Problem statement -> Please give the listing again, word for word, with nothing left out.

━━━━━━━━━━━━━━━━

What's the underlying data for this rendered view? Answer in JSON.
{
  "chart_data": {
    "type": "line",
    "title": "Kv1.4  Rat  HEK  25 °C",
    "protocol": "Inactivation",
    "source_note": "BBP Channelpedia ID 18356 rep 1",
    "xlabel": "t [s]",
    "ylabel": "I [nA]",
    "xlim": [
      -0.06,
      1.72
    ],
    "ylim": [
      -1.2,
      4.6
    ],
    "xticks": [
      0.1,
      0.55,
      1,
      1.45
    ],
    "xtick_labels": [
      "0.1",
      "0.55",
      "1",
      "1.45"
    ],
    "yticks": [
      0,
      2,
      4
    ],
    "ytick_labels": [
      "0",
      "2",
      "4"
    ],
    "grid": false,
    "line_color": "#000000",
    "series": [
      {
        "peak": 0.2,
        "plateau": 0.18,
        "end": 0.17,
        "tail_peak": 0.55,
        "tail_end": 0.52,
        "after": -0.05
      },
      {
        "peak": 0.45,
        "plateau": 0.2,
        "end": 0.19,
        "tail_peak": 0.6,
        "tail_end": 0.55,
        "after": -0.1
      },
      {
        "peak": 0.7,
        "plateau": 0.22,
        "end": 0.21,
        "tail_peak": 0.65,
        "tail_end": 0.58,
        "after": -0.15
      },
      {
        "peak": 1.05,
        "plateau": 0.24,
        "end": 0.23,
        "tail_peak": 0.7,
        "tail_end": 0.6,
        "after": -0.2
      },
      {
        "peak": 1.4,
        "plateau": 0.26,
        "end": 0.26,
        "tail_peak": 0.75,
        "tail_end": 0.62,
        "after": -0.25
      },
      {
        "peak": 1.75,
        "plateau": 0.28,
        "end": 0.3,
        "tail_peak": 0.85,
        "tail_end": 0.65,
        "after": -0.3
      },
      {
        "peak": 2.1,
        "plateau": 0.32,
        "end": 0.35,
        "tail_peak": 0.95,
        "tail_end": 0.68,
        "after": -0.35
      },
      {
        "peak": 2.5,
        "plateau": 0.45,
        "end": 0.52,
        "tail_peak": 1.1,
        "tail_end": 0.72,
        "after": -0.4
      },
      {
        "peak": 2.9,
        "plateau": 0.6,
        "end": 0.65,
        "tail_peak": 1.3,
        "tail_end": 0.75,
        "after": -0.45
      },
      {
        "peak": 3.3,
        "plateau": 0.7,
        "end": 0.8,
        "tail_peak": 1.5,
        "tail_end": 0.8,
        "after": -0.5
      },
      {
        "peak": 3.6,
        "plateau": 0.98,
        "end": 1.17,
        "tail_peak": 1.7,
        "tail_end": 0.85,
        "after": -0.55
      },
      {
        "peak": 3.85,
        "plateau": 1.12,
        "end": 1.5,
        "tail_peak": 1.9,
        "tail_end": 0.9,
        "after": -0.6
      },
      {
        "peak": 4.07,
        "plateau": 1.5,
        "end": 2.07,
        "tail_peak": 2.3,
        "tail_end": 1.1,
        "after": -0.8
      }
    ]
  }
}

━━━━━━━━━━━━━━━━

Exercise response ->
What's the underlying data for this rendered view? Answer in JSON.
{
  "chart_data": {
    "type": "line",
    "title": "Kv1.4  Rat  HEK  25 °C",
    "protocol": "Inactivation",
    "source_note": "BBP Channelpedia ID 18356 rep 1",
    "xlabel": "t [s]",
    "ylabel": "I [nA]",
    "xlim": [
      -0.06,
      1.72
    ],
    "ylim": [
      -1.2,
      4.6
    ],
    "xticks": [
      0.1,
      0.55,
      1,
      1.45
    ],
    "xtick_labels": [
      "0.1",
      "0.55",
      "1",
      "1.45"
    ],
    "yticks": [
      0,
      2,
      4
    ],
    "ytick_labels": [
      "0",
      "2",
      "4"
    ],
    "grid": false,
    "line_color": "#000000",
    "series": [
      {
        "peak": 0.2,
        "plateau": 0.18,
        "end": 0.17,
        "tail_peak": 0.55,
        "tail_end": 0.52,
        "after": -0.05
      },
      {
        "peak": 0.45,
        "plateau": 0.2,
        "end": 0.19,
        "tail_peak": 0.6,
        "tail_end": 0.55,
        "after": -0.1
      },
      {
        "peak": 0.7,
        "plateau": 0.22,
        "end": 0.21,
        "tail_peak": 0.65,
        "tail_end": 0.58,
        "after": -0.15
      },
      {
        "peak": 1.05,
        "plateau": 0.24,
        "end": 0.23,
        "tail_peak": 0.7,
        "tail_end": 0.6,
        "after": -0.2
      },
      {
        "peak": 1.4,
        "plateau": 0.26,
        "end": 0.26,
        "tail_peak": 0.75,
        "tail_end": 0.62,
        "after": -0.25
      },
      {
        "peak": 1.75,
        "plateau": 0.28,
        "end": 0.3,
        "tail_peak": 0.85,
        "tail_end": 0.65,
        "after": -0.3
      },
      {
        "peak": 2.1,
        "plateau": 0.32,
        "end": 0.35,
        "tail_peak": 0.95,
        "tail_end": 0.68,
        "after": -0.35
      },
      {
        "peak": 2.5,
        "plateau": 0.45,
        "end": 0.52,
        "tail_peak": 1.1,
        "tail_end": 0.72,
        "after": -0.4
      },
      {
        "peak": 2.9,
        "plateau": 0.6,
        "end": 0.65,
        "tail_peak": 1.3,
        "tail_end": 0.75,
        "after": -0.45
      },
      {
        "peak": 3.3,
        "plateau": 0.7,
        "end": 0.8,
        "tail_peak": 1.5,
        "tail_end": 0.8,
        "after": -0.5
      },
      {
        "peak": 3.6,
        "plateau": 0.98,
        "end": 1.17,
        "tail_peak": 1.7,
        "tail_end": 0.85,
        "after": -0.55
      },
      {
        "peak": 3.85,
        "plateau": 1.12,
        "end": 1.5,
        "tail_peak": 1.9,
        "tail_end": 0.9,
        "after": -0.6
      },
      {
        "peak": 4.07,
        "plateau": 1.5,
        "end": 2.07,
        "tail_peak": 2.3,
        "tail_end": 1.1,
        "after": -0.8
      }
    ]
  }
}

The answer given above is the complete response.